Find each line with the string "text" and report it.

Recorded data
◆ ◆ ◆

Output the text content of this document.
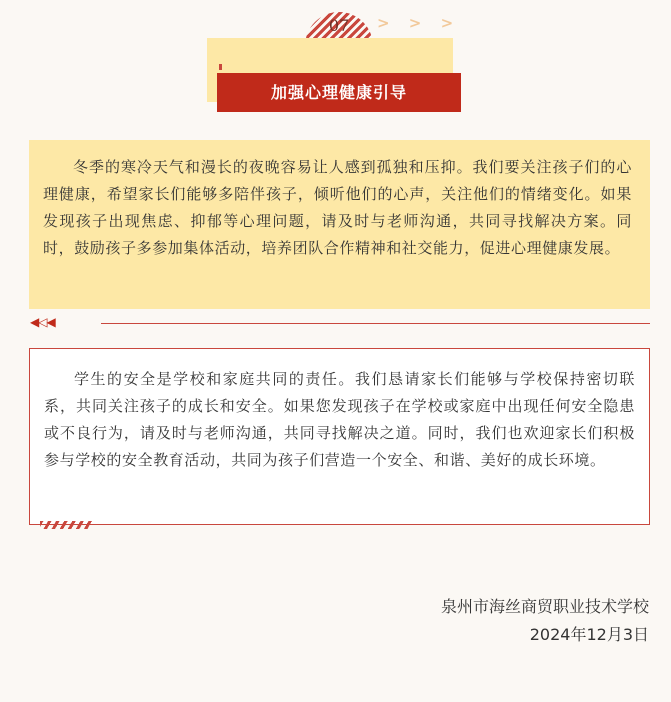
07	> > >
加强心理健康引导

冬季的寒冷天气和漫长的夜晚容易让人感到孤独和压抑。我们要关注孩子们的心理健康，希望家长们能够多陪伴孩子，倾听他们的心声，关注他们的情绪变化。如果发现孩子出现焦虑、抑郁等心理问题，请及时与老师沟通，共同寻找解决方案。同时，鼓励孩子多参加集体活动，培养团队合作精神和社交能力，促进心理健康发展。

◀◁◀

学生的安全是学校和家庭共同的责任。我们恳请家长们能够与学校保持密切联系，共同关注孩子的成长和安全。如果您发现孩子在学校或家庭中出现任何安全隐患或不良行为，请及时与老师沟通，共同寻找解决之道。同时，我们也欢迎家长们积极参与学校的安全教育活动，共同为孩子们营造一个安全、和谐、美好的成长环境。

泉州市海丝商贸职业技术学校
2024年12月3日
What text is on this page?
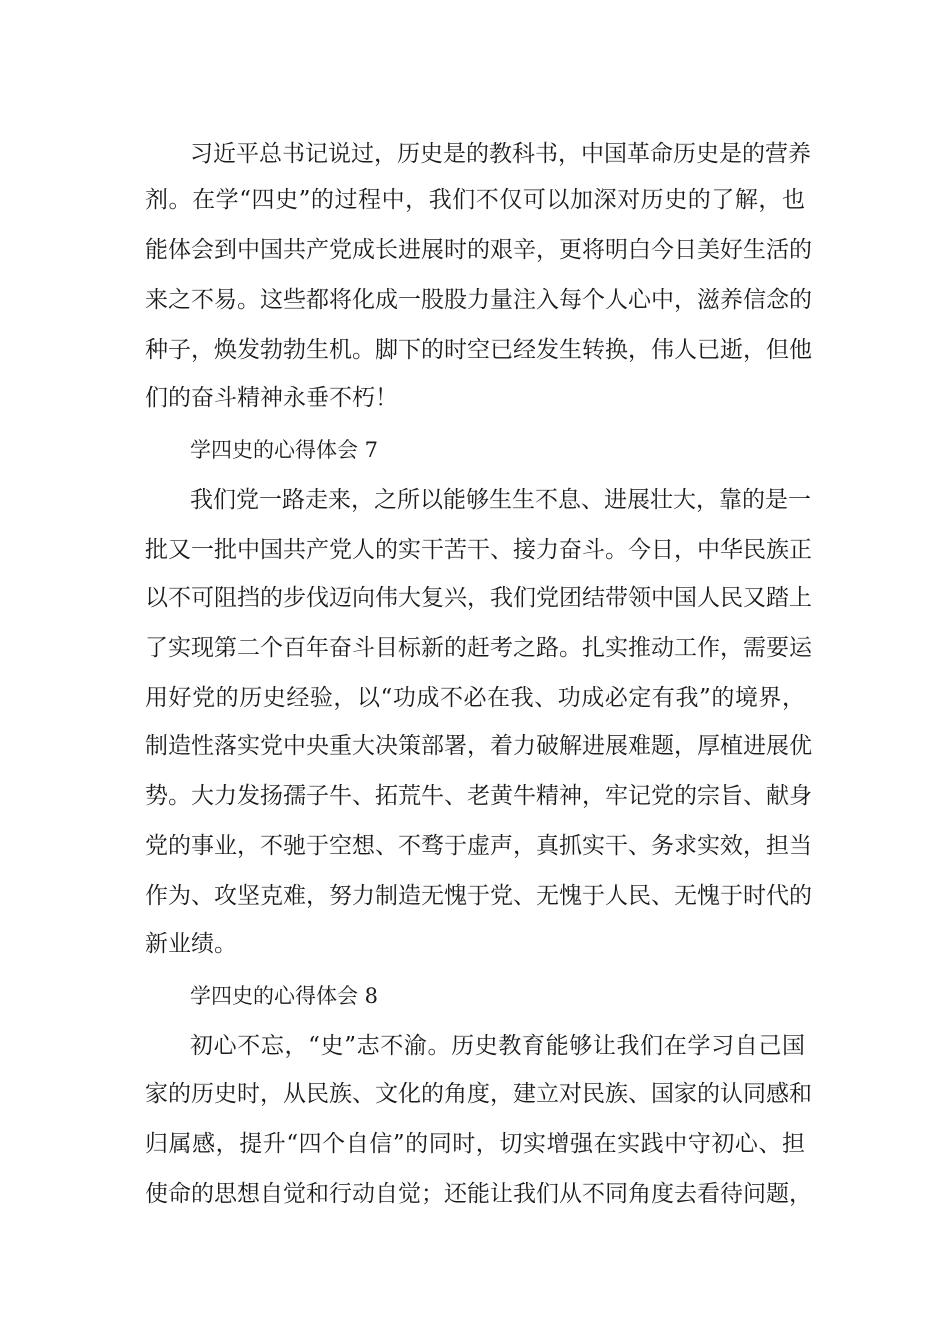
习近平总书记说过，历史是的教科书，中国革命历史是的营养
剂。在学“四史”的过程中，我们不仅可以加深对历史的了解，也
能体会到中国共产党成长进展时的艰辛，更将明白今日美好生活的
来之不易。这些都将化成一股股力量注入每个人心中，滋养信念的
种子，焕发勃勃生机。脚下的时空已经发生转换，伟人已逝，但他
们的奋斗精神永垂不朽！
学四史的心得体会 7
我们党一路走来，之所以能够生生不息、进展壮大，靠的是一
批又一批中国共产党人的实干苦干、接力奋斗。今日，中华民族正
以不可阻挡的步伐迈向伟大复兴，我们党团结带领中国人民又踏上
了实现第二个百年奋斗目标新的赶考之路。扎实推动工作，需要运
用好党的历史经验，以“功成不必在我、功成必定有我”的境界，
制造性落实党中央重大决策部署，着力破解进展难题，厚植进展优
势。大力发扬孺子牛、拓荒牛、老黄牛精神，牢记党的宗旨、献身
党的事业，不驰于空想、不骛于虚声，真抓实干、务求实效，担当
作为、攻坚克难，努力制造无愧于党、无愧于人民、无愧于时代的
新业绩。
学四史的心得体会 8
初心不忘，“史”志不渝。历史教育能够让我们在学习自己国
家的历史时，从民族、文化的角度，建立对民族、国家的认同感和
归属感，提升“四个自信”的同时，切实增强在实践中守初心、担
使命的思想自觉和行动自觉；还能让我们从不同角度去看待问题，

◆ ◆ ◆

## RESULT:
Output the text content of this document.
What text is on this page?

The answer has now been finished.